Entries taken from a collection
==================================================

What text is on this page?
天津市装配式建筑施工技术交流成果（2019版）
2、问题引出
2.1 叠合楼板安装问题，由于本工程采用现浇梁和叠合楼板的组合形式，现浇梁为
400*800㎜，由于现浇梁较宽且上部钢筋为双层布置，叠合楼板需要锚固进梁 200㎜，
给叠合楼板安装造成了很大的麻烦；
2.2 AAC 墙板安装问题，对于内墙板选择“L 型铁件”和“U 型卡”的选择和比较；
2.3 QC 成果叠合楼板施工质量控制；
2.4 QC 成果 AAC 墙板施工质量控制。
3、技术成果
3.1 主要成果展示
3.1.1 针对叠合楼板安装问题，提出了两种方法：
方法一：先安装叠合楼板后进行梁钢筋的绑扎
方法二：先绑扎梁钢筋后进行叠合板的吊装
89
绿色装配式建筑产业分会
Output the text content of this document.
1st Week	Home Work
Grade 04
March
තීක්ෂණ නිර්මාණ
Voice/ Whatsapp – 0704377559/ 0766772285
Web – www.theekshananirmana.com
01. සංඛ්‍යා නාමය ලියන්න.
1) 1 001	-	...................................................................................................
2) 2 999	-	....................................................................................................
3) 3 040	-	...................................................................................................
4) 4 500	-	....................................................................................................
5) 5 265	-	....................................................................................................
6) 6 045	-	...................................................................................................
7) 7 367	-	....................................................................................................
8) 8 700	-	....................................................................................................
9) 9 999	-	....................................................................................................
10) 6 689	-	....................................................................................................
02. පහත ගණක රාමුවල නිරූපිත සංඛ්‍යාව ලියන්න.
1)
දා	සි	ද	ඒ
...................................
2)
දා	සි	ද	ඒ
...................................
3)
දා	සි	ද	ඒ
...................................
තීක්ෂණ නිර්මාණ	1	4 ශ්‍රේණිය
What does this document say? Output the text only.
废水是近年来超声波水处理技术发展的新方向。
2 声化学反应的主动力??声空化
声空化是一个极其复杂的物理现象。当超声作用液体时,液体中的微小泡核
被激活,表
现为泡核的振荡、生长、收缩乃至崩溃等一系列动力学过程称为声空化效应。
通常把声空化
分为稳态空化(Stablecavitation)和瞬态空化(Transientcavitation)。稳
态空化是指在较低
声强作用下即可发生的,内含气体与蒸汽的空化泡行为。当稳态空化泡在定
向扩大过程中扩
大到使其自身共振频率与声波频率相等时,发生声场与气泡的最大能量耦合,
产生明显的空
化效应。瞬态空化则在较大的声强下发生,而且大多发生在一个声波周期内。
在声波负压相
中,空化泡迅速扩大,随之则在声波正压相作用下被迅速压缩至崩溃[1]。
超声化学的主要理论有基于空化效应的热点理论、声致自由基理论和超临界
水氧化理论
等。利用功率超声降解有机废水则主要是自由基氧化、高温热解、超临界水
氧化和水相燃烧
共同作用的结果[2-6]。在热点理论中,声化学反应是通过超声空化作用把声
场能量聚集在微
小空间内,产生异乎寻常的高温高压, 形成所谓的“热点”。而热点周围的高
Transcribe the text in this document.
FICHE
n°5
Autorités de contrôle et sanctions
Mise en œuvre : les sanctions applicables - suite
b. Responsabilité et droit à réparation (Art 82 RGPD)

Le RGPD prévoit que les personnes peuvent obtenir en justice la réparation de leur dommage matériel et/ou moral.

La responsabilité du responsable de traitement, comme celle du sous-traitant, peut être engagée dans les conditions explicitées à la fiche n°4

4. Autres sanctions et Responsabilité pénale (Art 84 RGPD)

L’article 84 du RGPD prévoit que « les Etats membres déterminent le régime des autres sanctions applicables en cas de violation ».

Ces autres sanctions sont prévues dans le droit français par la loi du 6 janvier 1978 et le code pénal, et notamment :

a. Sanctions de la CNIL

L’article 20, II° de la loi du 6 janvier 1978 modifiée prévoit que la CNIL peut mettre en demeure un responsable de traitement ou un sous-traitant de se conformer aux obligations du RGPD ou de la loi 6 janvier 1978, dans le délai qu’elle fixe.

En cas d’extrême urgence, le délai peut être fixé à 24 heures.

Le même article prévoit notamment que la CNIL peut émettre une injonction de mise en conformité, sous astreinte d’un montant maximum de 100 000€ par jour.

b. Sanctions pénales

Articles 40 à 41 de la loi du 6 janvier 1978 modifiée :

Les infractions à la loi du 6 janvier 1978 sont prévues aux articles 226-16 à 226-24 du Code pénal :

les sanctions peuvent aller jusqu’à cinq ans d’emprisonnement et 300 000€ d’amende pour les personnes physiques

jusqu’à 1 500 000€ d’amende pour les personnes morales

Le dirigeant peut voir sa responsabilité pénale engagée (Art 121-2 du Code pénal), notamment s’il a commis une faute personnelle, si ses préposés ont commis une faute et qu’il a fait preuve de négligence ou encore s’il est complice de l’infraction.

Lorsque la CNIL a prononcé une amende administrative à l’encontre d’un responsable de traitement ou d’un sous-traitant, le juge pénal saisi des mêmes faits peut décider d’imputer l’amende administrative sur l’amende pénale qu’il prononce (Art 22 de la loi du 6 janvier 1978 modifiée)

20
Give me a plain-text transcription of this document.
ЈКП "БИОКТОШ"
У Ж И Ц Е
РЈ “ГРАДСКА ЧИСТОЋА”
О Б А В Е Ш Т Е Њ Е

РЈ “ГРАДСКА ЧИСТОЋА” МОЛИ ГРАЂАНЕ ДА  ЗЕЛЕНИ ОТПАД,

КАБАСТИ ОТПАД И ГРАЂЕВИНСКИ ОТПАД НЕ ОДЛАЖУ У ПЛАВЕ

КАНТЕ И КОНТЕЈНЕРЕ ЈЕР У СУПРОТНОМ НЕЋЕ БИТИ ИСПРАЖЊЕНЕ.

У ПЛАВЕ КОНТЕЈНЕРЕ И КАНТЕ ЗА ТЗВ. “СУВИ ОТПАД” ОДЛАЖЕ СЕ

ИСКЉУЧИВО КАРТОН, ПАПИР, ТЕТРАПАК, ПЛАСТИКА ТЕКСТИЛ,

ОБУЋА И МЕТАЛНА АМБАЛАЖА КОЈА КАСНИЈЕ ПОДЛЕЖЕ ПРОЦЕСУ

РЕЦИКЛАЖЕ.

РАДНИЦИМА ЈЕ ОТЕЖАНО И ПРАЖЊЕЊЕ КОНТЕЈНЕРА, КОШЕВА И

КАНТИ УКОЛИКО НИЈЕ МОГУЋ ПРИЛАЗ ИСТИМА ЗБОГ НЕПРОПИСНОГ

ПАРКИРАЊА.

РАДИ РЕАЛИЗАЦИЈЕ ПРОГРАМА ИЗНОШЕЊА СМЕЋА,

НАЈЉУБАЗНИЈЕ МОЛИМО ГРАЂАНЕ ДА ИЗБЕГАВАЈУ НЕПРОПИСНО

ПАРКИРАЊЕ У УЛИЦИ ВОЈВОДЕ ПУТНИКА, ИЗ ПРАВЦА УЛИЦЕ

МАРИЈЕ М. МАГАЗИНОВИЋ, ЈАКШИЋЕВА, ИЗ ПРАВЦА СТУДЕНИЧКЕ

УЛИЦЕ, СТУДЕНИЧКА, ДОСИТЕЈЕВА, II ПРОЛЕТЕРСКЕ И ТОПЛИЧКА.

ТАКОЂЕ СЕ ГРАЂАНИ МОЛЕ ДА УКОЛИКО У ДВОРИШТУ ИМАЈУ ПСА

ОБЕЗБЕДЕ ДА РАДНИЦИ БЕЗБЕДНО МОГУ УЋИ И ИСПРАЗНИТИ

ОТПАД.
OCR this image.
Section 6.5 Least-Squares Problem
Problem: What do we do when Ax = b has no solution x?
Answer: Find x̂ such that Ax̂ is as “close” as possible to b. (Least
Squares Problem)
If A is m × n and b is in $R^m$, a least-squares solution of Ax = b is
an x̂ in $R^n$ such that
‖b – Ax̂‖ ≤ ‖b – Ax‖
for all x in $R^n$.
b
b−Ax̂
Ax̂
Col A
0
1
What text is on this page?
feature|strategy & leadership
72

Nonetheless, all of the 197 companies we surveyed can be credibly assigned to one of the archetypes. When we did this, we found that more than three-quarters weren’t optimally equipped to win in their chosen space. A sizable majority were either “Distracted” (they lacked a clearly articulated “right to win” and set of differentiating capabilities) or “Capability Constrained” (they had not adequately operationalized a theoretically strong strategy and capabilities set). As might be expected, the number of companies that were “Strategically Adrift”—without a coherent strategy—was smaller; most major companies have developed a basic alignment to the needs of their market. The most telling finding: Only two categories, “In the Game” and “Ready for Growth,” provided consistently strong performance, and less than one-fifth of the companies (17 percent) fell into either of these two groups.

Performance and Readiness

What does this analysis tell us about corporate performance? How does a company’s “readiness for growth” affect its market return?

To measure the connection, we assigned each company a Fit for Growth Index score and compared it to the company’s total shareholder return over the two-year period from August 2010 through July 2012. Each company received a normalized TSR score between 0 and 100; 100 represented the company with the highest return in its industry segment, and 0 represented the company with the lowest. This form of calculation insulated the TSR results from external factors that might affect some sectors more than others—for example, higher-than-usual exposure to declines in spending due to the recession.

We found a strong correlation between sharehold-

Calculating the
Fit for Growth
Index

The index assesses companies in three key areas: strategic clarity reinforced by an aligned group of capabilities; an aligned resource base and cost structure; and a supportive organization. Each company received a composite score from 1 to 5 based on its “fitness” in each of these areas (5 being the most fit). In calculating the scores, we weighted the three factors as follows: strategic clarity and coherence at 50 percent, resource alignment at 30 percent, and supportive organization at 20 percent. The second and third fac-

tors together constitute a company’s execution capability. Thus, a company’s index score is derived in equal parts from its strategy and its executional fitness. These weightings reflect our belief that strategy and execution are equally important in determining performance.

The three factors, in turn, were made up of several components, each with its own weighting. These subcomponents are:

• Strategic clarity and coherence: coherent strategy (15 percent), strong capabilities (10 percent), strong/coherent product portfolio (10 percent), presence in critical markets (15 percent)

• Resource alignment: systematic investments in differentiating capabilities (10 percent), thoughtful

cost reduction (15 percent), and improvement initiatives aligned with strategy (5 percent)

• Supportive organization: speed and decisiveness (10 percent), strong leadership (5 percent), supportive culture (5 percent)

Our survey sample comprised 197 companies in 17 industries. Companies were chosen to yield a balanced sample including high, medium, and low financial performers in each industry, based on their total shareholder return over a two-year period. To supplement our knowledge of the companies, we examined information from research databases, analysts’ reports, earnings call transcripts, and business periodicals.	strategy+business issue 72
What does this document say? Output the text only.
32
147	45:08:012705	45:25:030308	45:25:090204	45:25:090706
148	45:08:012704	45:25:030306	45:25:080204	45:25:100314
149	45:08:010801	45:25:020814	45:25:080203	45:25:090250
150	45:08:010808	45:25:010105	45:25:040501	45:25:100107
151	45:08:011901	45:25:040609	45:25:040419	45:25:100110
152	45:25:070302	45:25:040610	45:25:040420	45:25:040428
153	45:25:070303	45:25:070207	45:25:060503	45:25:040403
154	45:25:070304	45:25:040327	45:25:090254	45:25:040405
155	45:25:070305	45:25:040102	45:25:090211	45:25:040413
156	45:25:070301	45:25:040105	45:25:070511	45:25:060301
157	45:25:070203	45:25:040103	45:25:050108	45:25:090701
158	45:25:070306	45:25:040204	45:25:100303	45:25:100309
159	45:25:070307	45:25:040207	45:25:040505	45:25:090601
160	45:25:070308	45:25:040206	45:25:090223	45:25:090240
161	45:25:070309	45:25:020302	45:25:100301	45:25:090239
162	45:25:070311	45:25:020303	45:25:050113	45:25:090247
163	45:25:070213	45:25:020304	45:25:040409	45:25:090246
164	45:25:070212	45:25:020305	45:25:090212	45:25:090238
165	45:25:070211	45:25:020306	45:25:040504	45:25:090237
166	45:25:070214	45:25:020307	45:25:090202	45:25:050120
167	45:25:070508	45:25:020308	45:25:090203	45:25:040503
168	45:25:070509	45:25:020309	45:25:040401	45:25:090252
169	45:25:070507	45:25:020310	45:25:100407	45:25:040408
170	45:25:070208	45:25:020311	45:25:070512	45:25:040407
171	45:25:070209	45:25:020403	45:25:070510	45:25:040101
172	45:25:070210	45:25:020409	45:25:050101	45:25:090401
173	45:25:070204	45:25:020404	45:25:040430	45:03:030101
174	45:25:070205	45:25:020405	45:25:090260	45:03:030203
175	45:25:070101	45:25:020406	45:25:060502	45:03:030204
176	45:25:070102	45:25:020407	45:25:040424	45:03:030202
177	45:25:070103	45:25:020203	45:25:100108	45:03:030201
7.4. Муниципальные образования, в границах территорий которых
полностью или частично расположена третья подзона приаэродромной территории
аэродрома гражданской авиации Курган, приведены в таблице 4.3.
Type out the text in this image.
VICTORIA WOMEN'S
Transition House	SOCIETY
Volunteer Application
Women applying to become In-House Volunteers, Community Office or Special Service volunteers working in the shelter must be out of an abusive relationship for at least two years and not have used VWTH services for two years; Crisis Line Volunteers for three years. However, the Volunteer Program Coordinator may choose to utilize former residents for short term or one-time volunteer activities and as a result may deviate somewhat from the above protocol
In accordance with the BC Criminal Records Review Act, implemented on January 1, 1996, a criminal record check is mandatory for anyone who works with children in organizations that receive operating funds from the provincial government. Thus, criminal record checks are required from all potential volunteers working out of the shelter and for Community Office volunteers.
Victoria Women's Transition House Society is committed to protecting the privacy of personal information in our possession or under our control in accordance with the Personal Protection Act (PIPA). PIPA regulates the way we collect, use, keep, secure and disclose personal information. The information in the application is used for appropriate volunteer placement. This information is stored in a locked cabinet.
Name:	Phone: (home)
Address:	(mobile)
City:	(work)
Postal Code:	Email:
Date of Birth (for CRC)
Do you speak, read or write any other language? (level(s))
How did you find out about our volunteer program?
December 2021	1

==================================================

_INSTRUCTION_
Sift the material for lines with the string "КАНТЕ". Copy each one found.

_FINISHED TASK_
КАНТЕ И КОНТЕЈНЕРЕ ЈЕР У СУПРОТНОМ НЕЋЕ БИТИ ИСПРАЖЊЕНЕ.
У ПЛАВЕ КОНТЕЈНЕРЕ И КАНТЕ ЗА ТЗВ. “СУВИ ОТПАД” ОДЛАЖЕ СЕ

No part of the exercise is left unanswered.